[Spatial layout data]
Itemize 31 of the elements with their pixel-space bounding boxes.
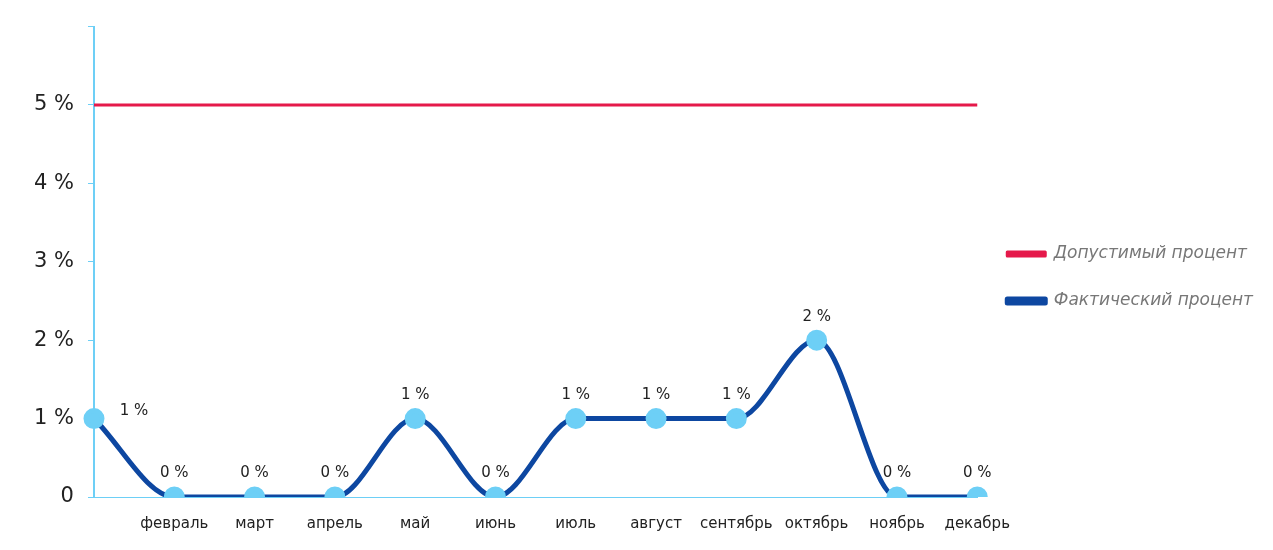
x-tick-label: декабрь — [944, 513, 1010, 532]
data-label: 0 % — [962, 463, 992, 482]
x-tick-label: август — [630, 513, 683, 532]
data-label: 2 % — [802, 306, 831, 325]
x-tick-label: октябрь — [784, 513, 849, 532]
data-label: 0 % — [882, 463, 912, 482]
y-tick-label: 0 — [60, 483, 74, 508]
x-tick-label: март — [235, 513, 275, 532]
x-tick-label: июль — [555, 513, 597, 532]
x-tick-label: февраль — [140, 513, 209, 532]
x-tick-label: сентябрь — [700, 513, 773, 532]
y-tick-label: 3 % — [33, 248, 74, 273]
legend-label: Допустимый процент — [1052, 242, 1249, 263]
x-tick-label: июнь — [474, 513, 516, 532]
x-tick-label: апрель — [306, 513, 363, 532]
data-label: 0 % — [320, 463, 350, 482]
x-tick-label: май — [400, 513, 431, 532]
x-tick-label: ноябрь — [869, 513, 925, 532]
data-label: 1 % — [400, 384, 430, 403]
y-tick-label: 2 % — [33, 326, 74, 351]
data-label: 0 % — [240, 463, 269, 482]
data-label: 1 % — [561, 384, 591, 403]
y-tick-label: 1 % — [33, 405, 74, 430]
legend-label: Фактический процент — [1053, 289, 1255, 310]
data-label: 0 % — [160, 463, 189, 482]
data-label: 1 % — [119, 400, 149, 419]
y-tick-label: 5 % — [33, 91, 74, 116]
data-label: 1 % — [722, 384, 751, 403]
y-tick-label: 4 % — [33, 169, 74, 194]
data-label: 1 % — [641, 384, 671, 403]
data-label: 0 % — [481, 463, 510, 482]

---

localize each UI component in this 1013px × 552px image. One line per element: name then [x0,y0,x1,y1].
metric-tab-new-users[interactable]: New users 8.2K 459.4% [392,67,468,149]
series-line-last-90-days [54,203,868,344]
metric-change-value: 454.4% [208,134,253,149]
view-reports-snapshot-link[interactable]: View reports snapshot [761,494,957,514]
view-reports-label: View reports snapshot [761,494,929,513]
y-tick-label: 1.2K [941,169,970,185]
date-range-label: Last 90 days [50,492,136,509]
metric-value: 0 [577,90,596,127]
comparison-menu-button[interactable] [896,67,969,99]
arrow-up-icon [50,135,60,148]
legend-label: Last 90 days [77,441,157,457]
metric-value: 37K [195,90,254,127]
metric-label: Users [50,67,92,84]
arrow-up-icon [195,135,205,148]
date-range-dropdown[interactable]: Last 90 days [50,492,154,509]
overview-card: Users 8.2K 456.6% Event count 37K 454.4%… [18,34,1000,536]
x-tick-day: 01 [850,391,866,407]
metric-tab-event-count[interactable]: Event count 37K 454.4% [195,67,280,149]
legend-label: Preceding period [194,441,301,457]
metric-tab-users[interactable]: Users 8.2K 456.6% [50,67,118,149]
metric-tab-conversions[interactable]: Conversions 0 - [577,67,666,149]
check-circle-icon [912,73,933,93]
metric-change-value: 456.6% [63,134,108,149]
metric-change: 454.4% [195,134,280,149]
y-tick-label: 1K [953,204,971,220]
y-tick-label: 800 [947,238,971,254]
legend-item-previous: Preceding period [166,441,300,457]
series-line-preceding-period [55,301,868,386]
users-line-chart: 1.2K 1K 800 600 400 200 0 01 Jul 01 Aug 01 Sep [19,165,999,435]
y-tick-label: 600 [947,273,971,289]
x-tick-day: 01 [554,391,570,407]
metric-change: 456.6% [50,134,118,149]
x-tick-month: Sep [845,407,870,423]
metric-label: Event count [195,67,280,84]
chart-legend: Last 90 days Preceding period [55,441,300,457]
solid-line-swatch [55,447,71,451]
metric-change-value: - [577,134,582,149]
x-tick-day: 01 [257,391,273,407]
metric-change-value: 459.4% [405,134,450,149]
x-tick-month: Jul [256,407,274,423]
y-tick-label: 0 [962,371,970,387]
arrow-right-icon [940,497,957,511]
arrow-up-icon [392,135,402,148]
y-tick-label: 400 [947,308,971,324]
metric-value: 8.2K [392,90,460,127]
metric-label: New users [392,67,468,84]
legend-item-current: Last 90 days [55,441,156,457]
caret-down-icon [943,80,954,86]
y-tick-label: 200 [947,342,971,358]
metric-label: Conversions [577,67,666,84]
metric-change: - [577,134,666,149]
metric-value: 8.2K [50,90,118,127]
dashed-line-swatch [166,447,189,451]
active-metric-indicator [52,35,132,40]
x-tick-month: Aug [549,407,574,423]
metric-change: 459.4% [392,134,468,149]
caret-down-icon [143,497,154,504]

==

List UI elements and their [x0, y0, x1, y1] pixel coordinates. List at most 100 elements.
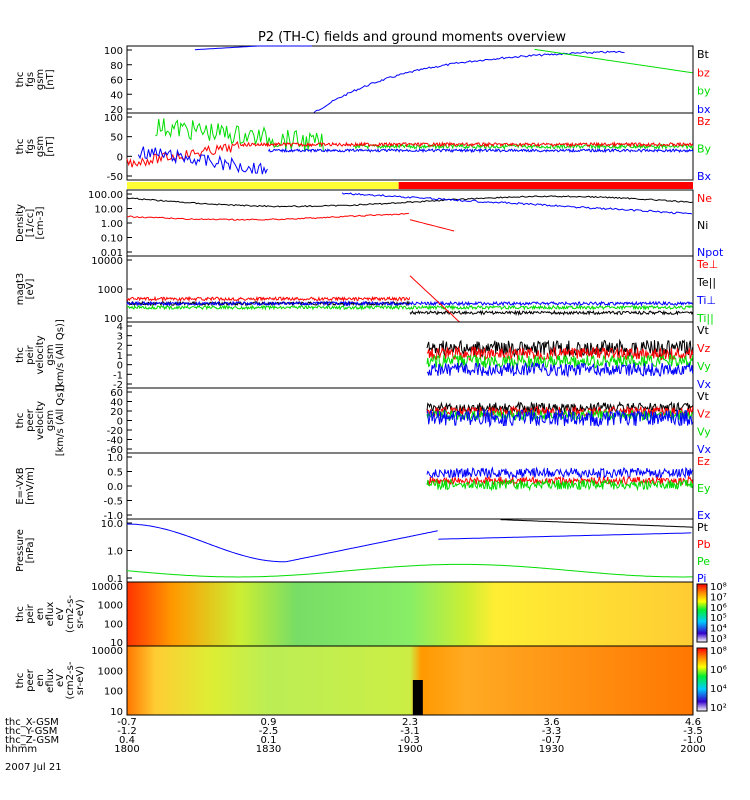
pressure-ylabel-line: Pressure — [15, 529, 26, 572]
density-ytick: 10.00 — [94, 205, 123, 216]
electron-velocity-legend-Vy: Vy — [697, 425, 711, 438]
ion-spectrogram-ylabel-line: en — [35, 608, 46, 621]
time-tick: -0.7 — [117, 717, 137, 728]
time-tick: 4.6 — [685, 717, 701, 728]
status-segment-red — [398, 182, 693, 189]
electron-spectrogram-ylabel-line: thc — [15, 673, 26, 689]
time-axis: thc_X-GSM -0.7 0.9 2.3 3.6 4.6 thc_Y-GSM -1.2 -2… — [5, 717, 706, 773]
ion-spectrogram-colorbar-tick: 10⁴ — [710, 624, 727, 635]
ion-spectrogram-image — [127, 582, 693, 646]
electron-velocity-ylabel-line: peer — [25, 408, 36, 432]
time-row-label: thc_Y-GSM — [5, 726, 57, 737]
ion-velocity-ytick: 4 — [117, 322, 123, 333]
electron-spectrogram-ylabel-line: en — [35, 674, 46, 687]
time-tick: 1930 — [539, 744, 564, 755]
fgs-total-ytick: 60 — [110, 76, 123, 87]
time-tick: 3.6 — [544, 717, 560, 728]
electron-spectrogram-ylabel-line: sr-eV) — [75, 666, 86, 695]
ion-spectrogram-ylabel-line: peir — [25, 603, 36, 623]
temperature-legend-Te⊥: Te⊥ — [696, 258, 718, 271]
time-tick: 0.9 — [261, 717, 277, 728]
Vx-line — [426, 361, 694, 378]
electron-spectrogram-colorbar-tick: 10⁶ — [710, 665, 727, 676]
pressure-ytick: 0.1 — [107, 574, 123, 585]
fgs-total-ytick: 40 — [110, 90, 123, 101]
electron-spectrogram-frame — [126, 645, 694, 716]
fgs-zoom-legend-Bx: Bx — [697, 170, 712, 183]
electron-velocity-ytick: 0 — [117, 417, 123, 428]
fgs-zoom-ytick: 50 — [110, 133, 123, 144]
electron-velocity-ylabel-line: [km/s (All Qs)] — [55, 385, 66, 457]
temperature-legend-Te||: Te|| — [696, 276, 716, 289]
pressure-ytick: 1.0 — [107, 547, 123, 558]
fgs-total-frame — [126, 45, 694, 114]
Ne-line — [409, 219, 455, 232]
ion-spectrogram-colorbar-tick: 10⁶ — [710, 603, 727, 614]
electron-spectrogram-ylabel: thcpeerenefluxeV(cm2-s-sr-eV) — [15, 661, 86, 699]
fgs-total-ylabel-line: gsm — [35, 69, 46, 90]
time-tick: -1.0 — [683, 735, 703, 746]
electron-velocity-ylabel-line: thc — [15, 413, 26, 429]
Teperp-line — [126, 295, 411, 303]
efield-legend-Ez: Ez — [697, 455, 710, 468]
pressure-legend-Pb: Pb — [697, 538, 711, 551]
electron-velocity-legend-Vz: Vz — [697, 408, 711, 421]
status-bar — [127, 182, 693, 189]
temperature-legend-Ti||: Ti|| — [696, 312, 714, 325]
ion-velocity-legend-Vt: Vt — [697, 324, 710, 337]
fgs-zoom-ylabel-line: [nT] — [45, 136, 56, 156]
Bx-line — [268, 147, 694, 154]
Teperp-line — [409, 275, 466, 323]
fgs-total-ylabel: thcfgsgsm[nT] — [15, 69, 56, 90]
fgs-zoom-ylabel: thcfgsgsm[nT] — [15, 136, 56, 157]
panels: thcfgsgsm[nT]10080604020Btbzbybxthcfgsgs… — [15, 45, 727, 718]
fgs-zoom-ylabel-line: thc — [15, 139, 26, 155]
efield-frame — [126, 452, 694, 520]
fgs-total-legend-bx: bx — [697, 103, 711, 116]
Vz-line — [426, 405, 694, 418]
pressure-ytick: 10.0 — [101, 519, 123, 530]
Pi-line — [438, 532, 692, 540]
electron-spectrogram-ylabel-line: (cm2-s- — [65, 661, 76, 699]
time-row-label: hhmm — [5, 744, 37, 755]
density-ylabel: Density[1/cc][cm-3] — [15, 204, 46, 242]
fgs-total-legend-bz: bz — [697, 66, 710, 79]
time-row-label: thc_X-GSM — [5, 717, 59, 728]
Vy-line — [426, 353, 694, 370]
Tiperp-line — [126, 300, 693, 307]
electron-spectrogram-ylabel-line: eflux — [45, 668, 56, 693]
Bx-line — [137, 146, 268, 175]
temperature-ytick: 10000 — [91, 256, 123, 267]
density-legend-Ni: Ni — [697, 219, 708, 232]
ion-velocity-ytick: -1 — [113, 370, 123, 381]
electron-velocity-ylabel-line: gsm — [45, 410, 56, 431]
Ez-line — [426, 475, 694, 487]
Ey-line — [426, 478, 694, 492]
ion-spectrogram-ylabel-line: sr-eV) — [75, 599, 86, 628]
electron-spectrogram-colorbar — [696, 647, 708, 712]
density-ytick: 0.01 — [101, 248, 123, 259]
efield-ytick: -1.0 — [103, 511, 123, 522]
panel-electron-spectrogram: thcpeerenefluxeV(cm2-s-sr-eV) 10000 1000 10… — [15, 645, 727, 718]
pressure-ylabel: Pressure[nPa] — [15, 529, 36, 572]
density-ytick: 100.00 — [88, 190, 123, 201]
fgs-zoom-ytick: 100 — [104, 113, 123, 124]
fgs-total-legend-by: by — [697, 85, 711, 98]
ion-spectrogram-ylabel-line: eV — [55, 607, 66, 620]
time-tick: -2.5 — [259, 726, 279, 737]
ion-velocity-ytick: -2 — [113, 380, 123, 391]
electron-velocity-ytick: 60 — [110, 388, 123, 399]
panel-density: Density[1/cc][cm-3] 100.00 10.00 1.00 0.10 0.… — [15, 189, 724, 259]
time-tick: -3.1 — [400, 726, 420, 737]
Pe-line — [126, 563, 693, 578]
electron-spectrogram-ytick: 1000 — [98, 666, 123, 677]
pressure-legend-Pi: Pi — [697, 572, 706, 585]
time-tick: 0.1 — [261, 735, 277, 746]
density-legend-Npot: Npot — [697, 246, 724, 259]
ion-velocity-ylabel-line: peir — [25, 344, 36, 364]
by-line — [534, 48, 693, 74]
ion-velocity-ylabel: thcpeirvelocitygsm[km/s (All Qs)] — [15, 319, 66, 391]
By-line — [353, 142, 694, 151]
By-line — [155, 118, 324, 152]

## EXERCISE OBJECTIVE
Can you turn the material from the line with "localize each UI" to the line with "metric-change-value: 454.4% [208,134,253,149]", both included, into a Markdown table with the columns Row and Line, numbering each line and skipping any blank ones?

## EXERCISE RESPONSE
| Row | Line |
|---|---|
| 1 | localize each UI component in this 1013px × 552px image. One line per element: name then [x0,y0,x1,y1]. |
| 2 | metric-tab-new-users[interactable]: New users 8.2K 459.4% [392,67,468,149] |
| 3 | series-line-last-90-days [54,203,868,344] |
| 4 | metric-change-value: 454.4% [208,134,253,149] |